▸ YOUR OBJECTIVE: Write out every line below that includes the word "三会一课".

▸ RECORDS SUPPLIED:
+ + + +

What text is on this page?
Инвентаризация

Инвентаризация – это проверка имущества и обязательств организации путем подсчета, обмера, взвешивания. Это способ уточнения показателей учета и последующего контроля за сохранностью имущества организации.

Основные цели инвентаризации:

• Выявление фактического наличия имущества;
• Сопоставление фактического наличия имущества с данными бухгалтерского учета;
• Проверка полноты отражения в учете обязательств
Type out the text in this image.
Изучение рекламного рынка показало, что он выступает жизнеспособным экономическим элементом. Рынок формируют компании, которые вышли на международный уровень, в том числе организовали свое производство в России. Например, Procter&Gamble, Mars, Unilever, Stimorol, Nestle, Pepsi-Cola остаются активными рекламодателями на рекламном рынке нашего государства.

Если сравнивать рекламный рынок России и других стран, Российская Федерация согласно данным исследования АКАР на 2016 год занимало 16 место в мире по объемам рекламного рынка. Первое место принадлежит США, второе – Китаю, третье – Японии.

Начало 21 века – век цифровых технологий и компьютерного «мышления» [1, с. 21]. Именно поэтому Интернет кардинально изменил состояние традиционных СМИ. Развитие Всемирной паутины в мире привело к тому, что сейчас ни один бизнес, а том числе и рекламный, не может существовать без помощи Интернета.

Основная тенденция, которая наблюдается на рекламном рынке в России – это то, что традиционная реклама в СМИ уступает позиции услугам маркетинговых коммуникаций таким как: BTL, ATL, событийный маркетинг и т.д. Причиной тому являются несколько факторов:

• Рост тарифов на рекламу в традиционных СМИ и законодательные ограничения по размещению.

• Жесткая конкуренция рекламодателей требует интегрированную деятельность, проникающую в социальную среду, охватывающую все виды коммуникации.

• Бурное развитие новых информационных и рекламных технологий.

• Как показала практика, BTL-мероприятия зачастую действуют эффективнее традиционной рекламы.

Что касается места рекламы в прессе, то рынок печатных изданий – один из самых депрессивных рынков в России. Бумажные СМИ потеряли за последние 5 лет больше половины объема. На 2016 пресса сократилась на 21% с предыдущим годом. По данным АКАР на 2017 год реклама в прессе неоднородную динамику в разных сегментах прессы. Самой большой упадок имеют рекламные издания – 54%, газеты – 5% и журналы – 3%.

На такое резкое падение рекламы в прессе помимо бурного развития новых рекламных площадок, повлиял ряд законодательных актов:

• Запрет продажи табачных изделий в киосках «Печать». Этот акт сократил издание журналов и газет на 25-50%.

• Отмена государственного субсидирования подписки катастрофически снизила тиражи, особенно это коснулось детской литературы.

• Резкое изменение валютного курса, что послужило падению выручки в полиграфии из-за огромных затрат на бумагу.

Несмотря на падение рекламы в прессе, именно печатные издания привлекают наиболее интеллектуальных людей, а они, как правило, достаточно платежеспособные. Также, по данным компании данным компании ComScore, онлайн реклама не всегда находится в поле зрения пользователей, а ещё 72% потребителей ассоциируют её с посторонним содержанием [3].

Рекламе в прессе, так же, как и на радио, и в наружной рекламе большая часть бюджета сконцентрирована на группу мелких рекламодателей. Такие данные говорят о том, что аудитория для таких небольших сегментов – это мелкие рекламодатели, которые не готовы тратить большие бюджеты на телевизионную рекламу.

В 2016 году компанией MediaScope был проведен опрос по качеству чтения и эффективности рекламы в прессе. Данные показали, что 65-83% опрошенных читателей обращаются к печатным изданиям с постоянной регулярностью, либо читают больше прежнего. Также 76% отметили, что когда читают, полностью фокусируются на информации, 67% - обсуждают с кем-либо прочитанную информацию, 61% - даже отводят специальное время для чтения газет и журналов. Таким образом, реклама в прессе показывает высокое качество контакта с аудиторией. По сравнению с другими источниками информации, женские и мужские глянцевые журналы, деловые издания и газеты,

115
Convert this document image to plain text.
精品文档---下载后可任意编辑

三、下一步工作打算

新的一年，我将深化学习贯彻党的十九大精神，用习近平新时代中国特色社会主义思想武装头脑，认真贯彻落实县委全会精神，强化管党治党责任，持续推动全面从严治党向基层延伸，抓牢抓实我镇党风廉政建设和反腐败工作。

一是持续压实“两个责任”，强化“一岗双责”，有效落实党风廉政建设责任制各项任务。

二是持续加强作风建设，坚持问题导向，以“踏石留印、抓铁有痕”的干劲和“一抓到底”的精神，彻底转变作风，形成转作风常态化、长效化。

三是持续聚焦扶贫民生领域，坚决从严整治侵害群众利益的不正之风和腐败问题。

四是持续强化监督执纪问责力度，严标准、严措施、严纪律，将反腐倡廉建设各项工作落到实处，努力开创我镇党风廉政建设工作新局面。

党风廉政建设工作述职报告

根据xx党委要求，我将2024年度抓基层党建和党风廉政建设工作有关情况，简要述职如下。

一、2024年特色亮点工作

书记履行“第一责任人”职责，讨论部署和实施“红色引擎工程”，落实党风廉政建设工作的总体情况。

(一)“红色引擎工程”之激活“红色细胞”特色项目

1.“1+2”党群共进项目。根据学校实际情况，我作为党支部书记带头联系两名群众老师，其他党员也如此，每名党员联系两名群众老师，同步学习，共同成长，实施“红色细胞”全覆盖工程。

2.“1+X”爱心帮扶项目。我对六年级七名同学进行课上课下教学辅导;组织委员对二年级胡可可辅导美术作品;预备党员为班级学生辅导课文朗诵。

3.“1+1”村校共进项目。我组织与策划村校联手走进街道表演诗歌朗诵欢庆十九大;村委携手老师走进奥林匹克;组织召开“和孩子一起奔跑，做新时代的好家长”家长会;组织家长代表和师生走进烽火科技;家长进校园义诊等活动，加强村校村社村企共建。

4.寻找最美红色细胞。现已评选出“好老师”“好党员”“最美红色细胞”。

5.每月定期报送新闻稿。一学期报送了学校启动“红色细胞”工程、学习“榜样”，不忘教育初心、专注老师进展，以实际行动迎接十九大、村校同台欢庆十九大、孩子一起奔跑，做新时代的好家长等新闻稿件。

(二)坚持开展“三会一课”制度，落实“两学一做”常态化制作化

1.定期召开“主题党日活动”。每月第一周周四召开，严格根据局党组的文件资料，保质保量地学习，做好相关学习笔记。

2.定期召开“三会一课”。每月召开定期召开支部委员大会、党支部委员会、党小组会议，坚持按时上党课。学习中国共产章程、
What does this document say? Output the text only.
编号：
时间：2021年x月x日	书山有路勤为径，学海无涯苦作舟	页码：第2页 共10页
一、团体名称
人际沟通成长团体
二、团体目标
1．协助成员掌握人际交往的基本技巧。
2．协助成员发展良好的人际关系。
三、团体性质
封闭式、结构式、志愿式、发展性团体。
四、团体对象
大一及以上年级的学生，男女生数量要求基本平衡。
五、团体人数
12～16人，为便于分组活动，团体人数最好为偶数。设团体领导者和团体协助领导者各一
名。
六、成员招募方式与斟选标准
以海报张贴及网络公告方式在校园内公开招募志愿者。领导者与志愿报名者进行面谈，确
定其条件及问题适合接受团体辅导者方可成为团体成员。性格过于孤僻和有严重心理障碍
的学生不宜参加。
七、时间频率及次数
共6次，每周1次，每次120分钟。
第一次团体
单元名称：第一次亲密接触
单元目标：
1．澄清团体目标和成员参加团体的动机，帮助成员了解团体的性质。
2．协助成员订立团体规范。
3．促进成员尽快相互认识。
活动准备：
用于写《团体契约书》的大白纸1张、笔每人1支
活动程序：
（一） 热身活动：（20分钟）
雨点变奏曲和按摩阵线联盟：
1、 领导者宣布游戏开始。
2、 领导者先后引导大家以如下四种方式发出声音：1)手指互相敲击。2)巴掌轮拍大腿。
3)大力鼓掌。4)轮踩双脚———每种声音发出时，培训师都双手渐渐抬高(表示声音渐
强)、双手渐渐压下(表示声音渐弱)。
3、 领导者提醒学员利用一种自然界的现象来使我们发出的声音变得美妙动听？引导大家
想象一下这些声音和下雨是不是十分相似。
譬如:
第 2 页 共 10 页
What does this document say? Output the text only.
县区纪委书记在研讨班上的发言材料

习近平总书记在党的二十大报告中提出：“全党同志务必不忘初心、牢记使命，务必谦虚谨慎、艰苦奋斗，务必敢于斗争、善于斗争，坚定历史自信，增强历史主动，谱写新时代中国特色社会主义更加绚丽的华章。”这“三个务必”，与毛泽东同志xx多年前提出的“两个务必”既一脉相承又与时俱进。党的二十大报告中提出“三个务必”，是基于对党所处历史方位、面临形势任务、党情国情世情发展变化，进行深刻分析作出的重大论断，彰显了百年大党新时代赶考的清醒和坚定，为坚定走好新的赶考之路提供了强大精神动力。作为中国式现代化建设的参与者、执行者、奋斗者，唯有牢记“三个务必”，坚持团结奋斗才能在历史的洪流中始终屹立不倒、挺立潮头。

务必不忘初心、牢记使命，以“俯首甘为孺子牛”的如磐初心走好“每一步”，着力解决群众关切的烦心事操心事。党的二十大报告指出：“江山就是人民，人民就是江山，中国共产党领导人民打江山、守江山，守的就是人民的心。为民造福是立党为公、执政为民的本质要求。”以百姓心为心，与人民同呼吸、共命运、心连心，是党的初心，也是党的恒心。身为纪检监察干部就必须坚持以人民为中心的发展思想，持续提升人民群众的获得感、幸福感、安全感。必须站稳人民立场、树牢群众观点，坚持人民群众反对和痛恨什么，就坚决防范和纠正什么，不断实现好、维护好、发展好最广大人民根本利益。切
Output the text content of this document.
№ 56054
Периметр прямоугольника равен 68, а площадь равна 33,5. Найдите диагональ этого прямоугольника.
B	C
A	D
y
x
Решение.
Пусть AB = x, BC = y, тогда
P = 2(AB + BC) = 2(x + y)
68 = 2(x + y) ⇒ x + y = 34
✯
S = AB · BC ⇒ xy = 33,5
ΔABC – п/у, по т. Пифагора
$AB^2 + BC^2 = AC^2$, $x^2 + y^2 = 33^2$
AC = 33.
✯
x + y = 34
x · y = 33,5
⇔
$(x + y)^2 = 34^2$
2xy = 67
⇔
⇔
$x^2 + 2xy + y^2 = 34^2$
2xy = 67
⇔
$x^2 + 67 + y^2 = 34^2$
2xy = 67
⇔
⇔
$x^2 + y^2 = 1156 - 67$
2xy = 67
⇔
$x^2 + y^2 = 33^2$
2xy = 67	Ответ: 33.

+ + + +

▸ EXERCISE RESULT:
(二)坚持开展“三会一课”制度，落实“两学一做”常态化制作化
2.定期召开“三会一课”。每月召开定期召开支部委员大会、党支部委员会、党小组会议，坚持按时上党课。学习中国共产章程、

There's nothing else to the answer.